EXERCISE INSTRUCTIONS: Transcribe every line exactly. Leave the pictures behind.

Dataset entries:
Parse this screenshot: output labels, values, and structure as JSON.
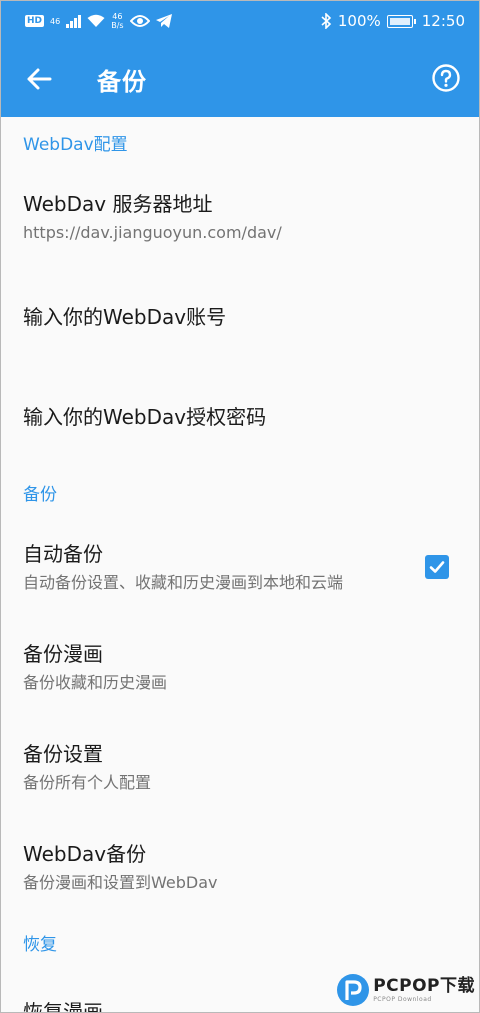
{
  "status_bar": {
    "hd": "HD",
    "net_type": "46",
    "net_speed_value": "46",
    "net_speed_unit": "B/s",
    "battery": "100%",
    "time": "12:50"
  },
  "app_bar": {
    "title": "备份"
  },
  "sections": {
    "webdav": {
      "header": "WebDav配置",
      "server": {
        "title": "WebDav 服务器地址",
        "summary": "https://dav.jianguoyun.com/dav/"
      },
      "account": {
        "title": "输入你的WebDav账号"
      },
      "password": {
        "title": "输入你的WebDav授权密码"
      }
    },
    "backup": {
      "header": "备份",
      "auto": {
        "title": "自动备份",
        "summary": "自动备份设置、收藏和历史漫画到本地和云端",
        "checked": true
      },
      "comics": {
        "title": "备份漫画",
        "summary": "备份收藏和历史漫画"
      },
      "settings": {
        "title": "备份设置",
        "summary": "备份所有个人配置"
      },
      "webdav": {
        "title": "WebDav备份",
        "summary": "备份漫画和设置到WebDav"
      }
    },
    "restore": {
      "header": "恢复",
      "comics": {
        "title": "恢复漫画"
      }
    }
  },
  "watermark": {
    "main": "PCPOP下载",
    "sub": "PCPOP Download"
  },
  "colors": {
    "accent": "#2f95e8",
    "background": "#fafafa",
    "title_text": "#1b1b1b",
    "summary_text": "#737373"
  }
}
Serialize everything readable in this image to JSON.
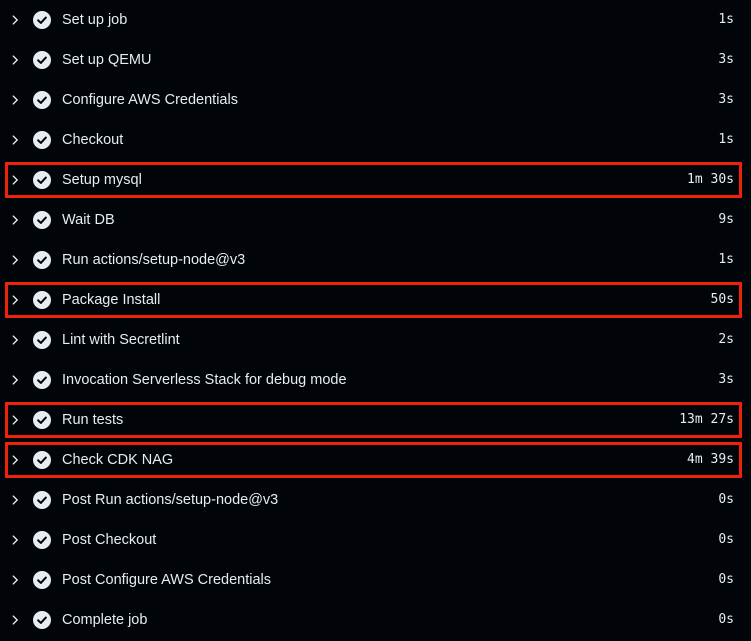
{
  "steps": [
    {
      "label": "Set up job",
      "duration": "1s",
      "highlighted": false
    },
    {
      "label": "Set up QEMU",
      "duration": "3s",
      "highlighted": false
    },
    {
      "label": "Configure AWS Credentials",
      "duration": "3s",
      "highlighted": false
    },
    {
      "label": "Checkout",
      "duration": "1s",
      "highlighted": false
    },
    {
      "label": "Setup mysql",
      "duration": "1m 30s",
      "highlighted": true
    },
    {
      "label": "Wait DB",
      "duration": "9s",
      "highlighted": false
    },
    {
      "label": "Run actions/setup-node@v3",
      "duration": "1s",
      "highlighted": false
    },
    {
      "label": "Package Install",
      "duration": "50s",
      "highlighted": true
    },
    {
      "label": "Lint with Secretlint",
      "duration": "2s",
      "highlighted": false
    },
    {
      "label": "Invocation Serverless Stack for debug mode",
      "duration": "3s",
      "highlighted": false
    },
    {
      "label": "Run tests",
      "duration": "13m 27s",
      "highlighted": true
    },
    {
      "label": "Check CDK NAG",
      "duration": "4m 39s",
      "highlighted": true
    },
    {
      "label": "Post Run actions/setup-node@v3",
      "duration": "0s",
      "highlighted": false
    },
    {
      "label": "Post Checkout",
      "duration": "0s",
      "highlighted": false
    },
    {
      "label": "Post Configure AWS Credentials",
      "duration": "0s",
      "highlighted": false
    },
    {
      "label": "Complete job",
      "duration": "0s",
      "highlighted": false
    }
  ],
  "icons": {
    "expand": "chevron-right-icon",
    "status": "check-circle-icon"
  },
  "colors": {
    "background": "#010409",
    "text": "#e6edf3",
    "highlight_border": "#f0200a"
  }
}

EXPECTED ANSWER:
Parse this screenshot: output labels, values, and structure as JSON.
{
  "status_bar": {
    "hd": "HD",
    "net_type": "46",
    "net_speed_value": "46",
    "net_speed_unit": "B/s",
    "battery": "100%",
    "time": "12:50"
  },
  "app_bar": {
    "title": "备份"
  },
  "sections": {
    "webdav": {
      "header": "WebDav配置",
      "server": {
        "title": "WebDav 服务器地址",
        "summary": "https://dav.jianguoyun.com/dav/"
      },
      "account": {
        "title": "输入你的WebDav账号"
      },
      "password": {
        "title": "输入你的WebDav授权密码"
      }
    },
    "backup": {
      "header": "备份",
      "auto": {
        "title": "自动备份",
        "summary": "自动备份设置、收藏和历史漫画到本地和云端",
        "checked": true
      },
      "comics": {
        "title": "备份漫画",
        "summary": "备份收藏和历史漫画"
      },
      "settings": {
        "title": "备份设置",
        "summary": "备份所有个人配置"
      },
      "webdav": {
        "title": "WebDav备份",
        "summary": "备份漫画和设置到WebDav"
      }
    },
    "restore": {
      "header": "恢复",
      "comics": {
        "title": "恢复漫画"
      }
    }
  },
  "watermark": {
    "main": "PCPOP下载",
    "sub": "PCPOP Download"
  },
  "colors": {
    "accent": "#2f95e8",
    "background": "#fafafa",
    "title_text": "#1b1b1b",
    "summary_text": "#737373"
  }
}
Serialize everything readable in this image to JSON.
{
  "steps": [
    {
      "label": "Set up job",
      "duration": "1s",
      "highlighted": false
    },
    {
      "label": "Set up QEMU",
      "duration": "3s",
      "highlighted": false
    },
    {
      "label": "Configure AWS Credentials",
      "duration": "3s",
      "highlighted": false
    },
    {
      "label": "Checkout",
      "duration": "1s",
      "highlighted": false
    },
    {
      "label": "Setup mysql",
      "duration": "1m 30s",
      "highlighted": true
    },
    {
      "label": "Wait DB",
      "duration": "9s",
      "highlighted": false
    },
    {
      "label": "Run actions/setup-node@v3",
      "duration": "1s",
      "highlighted": false
    },
    {
      "label": "Package Install",
      "duration": "50s",
      "highlighted": true
    },
    {
      "label": "Lint with Secretlint",
      "duration": "2s",
      "highlighted": false
    },
    {
      "label": "Invocation Serverless Stack for debug mode",
      "duration": "3s",
      "highlighted": false
    },
    {
      "label": "Run tests",
      "duration": "13m 27s",
      "highlighted": true
    },
    {
      "label": "Check CDK NAG",
      "duration": "4m 39s",
      "highlighted": true
    },
    {
      "label": "Post Run actions/setup-node@v3",
      "duration": "0s",
      "highlighted": false
    },
    {
      "label": "Post Checkout",
      "duration": "0s",
      "highlighted": false
    },
    {
      "label": "Post Configure AWS Credentials",
      "duration": "0s",
      "highlighted": false
    },
    {
      "label": "Complete job",
      "duration": "0s",
      "highlighted": false
    }
  ],
  "icons": {
    "expand": "chevron-right-icon",
    "status": "check-circle-icon"
  },
  "colors": {
    "background": "#010409",
    "text": "#e6edf3",
    "highlight_border": "#f0200a"
  }
}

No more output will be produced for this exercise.